__Description of the task__
Report how many lines hold the word "horizontal"; answer with the number alone.

## START

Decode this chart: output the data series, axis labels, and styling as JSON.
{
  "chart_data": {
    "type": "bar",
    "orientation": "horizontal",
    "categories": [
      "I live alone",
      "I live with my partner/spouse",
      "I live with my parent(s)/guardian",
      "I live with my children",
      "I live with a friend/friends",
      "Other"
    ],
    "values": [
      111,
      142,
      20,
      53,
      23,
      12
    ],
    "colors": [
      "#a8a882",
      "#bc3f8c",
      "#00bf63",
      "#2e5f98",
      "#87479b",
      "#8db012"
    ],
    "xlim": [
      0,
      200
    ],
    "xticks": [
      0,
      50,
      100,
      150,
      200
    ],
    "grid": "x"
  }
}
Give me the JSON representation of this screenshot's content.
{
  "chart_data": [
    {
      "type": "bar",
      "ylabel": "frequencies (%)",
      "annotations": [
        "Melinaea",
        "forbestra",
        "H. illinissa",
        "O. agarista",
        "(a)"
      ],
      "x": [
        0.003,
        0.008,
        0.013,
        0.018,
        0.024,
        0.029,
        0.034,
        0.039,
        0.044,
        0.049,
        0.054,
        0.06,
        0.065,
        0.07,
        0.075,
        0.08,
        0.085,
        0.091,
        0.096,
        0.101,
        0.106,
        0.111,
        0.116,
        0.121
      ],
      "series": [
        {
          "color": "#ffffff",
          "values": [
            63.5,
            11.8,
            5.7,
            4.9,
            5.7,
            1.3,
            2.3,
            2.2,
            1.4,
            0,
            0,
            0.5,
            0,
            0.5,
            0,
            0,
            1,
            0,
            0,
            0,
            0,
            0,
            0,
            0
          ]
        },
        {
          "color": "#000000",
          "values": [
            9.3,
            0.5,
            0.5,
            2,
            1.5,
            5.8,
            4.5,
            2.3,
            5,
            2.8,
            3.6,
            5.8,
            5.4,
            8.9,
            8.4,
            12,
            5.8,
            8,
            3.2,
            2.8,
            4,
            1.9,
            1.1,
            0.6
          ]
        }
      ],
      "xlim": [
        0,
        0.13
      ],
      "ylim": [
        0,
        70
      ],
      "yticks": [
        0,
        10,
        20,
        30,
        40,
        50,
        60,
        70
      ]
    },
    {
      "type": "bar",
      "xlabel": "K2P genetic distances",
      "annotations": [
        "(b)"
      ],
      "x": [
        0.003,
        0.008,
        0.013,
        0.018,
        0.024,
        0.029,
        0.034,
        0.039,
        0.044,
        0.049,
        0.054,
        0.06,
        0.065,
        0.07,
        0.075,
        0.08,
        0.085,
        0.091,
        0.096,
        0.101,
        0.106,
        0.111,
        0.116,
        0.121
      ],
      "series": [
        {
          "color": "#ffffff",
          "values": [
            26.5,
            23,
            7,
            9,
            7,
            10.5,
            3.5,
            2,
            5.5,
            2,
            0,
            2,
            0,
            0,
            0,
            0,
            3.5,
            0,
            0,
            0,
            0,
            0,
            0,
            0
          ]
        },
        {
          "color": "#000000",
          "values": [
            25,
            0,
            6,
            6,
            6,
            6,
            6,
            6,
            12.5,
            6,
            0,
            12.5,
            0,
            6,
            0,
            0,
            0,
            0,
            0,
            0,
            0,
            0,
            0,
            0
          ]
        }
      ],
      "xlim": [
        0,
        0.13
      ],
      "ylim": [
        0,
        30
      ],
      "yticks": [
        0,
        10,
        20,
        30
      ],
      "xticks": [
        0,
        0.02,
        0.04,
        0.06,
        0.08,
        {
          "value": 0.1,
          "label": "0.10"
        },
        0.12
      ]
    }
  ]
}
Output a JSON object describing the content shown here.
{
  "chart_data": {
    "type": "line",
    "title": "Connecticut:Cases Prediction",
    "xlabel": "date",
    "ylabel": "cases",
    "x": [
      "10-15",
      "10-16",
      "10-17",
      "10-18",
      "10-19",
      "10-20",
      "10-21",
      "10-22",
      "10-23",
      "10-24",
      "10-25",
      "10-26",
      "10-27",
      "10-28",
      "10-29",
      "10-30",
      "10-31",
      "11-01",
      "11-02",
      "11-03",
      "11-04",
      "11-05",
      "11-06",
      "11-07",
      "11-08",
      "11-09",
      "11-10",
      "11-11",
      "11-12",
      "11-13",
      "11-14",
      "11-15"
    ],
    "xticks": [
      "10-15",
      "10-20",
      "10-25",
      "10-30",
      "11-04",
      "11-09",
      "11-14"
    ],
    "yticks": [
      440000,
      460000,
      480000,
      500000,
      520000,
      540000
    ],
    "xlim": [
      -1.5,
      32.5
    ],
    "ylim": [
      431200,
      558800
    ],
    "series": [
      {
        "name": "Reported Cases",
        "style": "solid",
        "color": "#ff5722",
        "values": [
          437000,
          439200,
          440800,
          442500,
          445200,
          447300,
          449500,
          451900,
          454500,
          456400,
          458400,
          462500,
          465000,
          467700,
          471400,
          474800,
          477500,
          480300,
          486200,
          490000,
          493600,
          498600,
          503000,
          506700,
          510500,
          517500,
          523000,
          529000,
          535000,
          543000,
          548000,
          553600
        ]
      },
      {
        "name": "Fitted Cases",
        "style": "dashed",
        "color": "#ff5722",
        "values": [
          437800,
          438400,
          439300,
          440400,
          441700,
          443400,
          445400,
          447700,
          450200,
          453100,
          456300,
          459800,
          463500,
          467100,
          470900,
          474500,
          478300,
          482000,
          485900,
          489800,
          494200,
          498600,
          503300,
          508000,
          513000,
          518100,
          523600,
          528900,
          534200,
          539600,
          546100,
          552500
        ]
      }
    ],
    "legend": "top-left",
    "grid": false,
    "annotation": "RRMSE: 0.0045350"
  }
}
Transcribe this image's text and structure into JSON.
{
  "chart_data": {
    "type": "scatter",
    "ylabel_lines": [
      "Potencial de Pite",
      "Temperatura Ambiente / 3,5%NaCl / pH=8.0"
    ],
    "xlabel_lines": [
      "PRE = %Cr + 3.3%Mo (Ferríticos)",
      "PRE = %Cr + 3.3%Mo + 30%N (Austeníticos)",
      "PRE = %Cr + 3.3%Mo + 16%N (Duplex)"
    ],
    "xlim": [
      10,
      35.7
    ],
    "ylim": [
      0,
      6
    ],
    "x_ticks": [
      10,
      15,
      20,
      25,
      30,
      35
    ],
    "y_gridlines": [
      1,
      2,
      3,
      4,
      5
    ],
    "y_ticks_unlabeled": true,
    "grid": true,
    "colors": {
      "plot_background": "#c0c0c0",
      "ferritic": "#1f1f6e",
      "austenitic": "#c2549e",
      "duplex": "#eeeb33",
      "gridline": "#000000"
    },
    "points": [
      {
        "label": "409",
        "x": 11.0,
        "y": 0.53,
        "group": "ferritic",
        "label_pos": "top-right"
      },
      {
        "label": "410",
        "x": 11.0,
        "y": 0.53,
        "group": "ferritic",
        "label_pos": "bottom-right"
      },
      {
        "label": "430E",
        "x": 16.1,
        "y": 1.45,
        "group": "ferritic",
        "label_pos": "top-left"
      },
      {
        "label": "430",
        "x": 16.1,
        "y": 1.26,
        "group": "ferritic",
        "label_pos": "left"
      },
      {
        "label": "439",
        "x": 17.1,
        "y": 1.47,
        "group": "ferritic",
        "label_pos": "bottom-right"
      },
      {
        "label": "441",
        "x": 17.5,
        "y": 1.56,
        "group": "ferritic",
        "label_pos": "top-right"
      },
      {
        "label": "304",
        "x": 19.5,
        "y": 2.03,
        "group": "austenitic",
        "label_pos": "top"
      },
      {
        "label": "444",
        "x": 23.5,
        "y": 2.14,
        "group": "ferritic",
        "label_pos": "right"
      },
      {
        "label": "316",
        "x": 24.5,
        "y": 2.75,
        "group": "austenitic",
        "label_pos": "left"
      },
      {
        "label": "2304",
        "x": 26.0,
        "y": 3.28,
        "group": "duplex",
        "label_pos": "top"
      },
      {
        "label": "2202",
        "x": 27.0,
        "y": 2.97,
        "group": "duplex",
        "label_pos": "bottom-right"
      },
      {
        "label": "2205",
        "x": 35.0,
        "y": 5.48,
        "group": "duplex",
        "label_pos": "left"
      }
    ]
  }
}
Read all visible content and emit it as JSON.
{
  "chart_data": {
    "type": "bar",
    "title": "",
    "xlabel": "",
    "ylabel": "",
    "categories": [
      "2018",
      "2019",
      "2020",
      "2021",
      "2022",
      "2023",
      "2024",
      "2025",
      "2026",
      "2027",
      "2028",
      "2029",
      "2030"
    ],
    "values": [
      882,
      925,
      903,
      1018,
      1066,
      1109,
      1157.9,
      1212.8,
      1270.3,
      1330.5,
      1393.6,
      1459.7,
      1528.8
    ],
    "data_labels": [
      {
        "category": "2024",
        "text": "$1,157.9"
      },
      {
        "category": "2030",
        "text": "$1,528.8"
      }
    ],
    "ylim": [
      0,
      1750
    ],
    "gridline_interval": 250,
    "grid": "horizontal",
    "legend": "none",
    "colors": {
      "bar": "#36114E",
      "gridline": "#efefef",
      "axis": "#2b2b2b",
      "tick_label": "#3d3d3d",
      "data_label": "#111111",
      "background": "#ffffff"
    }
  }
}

## END

__Task answer__
2